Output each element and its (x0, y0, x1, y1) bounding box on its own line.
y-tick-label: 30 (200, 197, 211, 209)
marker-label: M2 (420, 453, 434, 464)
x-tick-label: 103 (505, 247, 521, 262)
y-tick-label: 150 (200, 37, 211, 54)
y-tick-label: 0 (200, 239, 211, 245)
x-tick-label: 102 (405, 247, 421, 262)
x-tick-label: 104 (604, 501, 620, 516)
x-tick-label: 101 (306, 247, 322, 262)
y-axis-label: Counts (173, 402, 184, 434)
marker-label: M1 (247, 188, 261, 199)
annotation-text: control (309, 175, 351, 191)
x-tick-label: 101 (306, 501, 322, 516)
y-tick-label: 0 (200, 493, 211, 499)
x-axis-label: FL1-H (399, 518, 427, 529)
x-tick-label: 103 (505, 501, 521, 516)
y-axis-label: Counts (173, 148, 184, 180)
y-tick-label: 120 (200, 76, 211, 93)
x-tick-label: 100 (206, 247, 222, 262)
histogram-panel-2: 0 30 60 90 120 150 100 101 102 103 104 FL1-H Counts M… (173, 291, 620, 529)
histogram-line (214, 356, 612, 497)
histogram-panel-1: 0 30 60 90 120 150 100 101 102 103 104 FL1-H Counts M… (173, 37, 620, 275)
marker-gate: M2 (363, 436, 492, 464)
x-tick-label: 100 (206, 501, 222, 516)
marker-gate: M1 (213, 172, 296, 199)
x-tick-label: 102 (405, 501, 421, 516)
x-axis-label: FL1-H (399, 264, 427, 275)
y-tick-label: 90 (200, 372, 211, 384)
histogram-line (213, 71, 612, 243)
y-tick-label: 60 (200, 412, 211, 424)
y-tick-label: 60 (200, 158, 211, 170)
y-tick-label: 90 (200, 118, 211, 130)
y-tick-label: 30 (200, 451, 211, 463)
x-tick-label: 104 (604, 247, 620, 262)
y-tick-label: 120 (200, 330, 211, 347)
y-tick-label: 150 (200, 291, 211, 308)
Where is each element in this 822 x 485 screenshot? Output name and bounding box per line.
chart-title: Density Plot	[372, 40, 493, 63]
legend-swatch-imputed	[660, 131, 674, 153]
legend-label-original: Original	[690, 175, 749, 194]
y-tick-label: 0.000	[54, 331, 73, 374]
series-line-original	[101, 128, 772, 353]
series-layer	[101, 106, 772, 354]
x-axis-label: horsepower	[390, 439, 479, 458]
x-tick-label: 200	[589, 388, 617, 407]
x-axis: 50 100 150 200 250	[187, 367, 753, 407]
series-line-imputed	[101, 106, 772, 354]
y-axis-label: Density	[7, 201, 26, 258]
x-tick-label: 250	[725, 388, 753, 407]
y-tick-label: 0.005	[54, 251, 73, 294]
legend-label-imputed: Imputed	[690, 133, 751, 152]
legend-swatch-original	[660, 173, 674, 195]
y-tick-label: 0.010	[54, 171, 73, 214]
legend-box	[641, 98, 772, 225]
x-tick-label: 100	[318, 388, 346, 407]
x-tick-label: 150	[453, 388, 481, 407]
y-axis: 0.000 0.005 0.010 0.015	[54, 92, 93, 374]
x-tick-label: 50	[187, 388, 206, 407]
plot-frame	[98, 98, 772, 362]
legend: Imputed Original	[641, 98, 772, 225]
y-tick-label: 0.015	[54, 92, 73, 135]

EXERCISE INSTRUCTIONS: Please copy all of the records above line for line, keeping every character unchanged.

THE RESULT:
Output each element and its (x0, y0, x1, y1) bounding box on its own line.
y-tick-label: 30 (200, 197, 211, 209)
marker-label: M2 (420, 453, 434, 464)
x-tick-label: 103 (505, 247, 521, 262)
y-tick-label: 150 (200, 37, 211, 54)
y-tick-label: 0 (200, 239, 211, 245)
x-tick-label: 102 (405, 247, 421, 262)
x-tick-label: 104 (604, 501, 620, 516)
x-tick-label: 101 (306, 247, 322, 262)
y-axis-label: Counts (173, 402, 184, 434)
marker-label: M1 (247, 188, 261, 199)
annotation-text: control (309, 175, 351, 191)
x-tick-label: 101 (306, 501, 322, 516)
y-tick-label: 0 (200, 493, 211, 499)
x-axis-label: FL1-H (399, 518, 427, 529)
x-tick-label: 103 (505, 501, 521, 516)
y-axis-label: Counts (173, 148, 184, 180)
y-tick-label: 120 (200, 76, 211, 93)
x-tick-label: 100 (206, 247, 222, 262)
histogram-panel-2: 0 30 60 90 120 150 100 101 102 103 104 FL1-H Counts M… (173, 291, 620, 529)
histogram-line (214, 356, 612, 497)
histogram-panel-1: 0 30 60 90 120 150 100 101 102 103 104 FL1-H Counts M… (173, 37, 620, 275)
marker-gate: M2 (363, 436, 492, 464)
x-tick-label: 100 (206, 501, 222, 516)
marker-gate: M1 (213, 172, 296, 199)
x-tick-label: 102 (405, 501, 421, 516)
x-axis-label: FL1-H (399, 264, 427, 275)
y-tick-label: 90 (200, 372, 211, 384)
histogram-line (213, 71, 612, 243)
y-tick-label: 60 (200, 412, 211, 424)
y-tick-label: 60 (200, 158, 211, 170)
y-tick-label: 90 (200, 118, 211, 130)
y-tick-label: 30 (200, 451, 211, 463)
x-tick-label: 104 (604, 247, 620, 262)
y-tick-label: 120 (200, 330, 211, 347)
y-tick-label: 150 (200, 291, 211, 308)
Where is each element in this 822 x 485 screenshot? Output name and bounding box per line.
chart-title: Density Plot	[372, 40, 493, 63]
legend-swatch-imputed	[660, 131, 674, 153]
legend-label-original: Original	[690, 175, 749, 194]
y-tick-label: 0.000	[54, 331, 73, 374]
series-line-original	[101, 128, 772, 353]
series-layer	[101, 106, 772, 354]
x-axis-label: horsepower	[390, 439, 479, 458]
x-tick-label: 200	[589, 388, 617, 407]
x-axis: 50 100 150 200 250	[187, 367, 753, 407]
series-line-imputed	[101, 106, 772, 354]
y-axis-label: Density	[7, 201, 26, 258]
x-tick-label: 250	[725, 388, 753, 407]
y-tick-label: 0.005	[54, 251, 73, 294]
legend-label-imputed: Imputed	[690, 133, 751, 152]
legend-swatch-original	[660, 173, 674, 195]
y-tick-label: 0.010	[54, 171, 73, 214]
legend-box	[641, 98, 772, 225]
x-tick-label: 100	[318, 388, 346, 407]
x-tick-label: 150	[453, 388, 481, 407]
y-axis: 0.000 0.005 0.010 0.015	[54, 92, 93, 374]
x-tick-label: 50	[187, 388, 206, 407]
plot-frame	[98, 98, 772, 362]
legend: Imputed Original	[641, 98, 772, 225]
y-tick-label: 0.015	[54, 92, 73, 135]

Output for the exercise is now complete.